- EXERCISE: Reproduce the lines of the material below verbatim, from its first line through the line that contains "summary-or-conditions: Risk Rating", both ends included.

(Extracted data entries)
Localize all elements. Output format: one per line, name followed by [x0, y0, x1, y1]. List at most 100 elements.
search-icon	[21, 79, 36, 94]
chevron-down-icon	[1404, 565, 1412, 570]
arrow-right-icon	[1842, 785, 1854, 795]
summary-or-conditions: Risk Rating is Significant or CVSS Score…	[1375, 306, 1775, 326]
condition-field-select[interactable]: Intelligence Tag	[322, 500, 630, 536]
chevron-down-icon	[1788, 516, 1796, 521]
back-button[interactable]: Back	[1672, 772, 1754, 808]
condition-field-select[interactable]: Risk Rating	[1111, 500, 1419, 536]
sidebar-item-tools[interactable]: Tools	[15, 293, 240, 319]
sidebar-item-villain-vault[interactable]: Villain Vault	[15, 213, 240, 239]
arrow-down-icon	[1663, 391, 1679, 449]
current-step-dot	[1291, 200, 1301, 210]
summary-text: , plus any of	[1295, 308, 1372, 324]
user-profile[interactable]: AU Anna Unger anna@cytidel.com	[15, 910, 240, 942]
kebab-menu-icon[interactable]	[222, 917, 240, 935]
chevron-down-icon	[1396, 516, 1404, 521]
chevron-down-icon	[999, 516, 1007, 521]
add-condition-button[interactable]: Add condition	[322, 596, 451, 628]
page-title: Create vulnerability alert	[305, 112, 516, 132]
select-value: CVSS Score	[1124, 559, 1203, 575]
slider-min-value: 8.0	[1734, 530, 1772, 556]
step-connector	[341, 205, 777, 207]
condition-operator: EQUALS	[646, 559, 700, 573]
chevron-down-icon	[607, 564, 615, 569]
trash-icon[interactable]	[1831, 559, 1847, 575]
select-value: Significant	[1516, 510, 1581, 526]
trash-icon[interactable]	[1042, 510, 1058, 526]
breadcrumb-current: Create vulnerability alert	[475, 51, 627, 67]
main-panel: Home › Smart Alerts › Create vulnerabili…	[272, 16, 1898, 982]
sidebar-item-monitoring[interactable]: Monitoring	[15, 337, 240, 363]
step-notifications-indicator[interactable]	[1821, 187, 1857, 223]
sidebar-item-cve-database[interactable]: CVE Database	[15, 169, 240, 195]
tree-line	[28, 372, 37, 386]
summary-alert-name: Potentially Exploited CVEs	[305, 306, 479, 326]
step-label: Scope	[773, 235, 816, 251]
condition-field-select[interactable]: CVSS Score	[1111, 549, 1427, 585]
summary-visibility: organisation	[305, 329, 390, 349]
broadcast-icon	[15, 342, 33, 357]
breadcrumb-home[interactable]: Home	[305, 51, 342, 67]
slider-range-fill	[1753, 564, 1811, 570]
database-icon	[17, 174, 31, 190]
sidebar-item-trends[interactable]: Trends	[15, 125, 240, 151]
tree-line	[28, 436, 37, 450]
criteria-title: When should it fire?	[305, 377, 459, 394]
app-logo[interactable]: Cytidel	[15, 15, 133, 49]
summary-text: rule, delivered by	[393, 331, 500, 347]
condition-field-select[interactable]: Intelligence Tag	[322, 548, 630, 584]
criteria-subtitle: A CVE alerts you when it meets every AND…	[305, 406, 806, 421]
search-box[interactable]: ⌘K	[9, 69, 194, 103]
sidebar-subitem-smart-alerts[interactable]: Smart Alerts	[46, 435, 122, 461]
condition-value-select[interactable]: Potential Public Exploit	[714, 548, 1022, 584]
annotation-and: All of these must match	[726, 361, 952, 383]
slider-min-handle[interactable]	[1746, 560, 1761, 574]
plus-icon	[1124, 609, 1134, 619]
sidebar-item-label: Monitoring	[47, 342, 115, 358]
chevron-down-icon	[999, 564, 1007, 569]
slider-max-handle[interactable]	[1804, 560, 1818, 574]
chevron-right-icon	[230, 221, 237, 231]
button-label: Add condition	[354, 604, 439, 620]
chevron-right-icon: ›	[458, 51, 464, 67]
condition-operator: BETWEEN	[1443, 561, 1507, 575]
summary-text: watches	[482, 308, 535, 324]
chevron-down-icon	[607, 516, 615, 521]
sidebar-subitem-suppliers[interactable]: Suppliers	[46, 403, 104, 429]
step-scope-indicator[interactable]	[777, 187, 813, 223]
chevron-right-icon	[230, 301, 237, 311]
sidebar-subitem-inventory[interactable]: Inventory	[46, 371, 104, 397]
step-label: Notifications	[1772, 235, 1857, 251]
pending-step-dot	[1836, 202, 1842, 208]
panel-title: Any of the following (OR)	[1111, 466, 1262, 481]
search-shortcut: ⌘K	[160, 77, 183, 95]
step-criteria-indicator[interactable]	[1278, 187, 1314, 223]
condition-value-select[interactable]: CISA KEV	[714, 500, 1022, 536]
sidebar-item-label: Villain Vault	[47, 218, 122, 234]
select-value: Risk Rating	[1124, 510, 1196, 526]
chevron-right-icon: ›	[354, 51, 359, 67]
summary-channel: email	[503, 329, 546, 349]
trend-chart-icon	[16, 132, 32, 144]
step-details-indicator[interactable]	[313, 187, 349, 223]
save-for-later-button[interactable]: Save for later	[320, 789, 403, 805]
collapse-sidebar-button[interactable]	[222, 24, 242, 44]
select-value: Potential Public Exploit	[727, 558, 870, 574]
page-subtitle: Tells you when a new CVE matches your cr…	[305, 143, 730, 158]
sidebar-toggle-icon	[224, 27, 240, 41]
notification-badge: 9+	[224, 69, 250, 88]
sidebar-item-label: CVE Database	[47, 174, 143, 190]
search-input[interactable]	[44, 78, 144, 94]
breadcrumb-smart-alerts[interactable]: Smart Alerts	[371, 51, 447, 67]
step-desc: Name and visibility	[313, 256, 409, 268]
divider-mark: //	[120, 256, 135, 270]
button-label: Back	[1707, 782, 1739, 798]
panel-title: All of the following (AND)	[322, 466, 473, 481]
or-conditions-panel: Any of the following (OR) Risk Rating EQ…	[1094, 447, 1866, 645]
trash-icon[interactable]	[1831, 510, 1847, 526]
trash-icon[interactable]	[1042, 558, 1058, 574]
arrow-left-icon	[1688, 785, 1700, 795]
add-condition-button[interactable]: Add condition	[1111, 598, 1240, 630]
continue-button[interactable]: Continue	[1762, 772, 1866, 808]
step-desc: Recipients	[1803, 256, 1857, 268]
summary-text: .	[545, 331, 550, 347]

- TASK ANSWER:
Localize all elements. Output format: one per line, name followed by [x0, y0, x1, y1]. List at most 100 elements.
search-icon	[21, 79, 36, 94]
chevron-down-icon	[1404, 565, 1412, 570]
arrow-right-icon	[1842, 785, 1854, 795]
summary-or-conditions: Risk Rating is Significant or CVSS Score…	[1375, 306, 1775, 326]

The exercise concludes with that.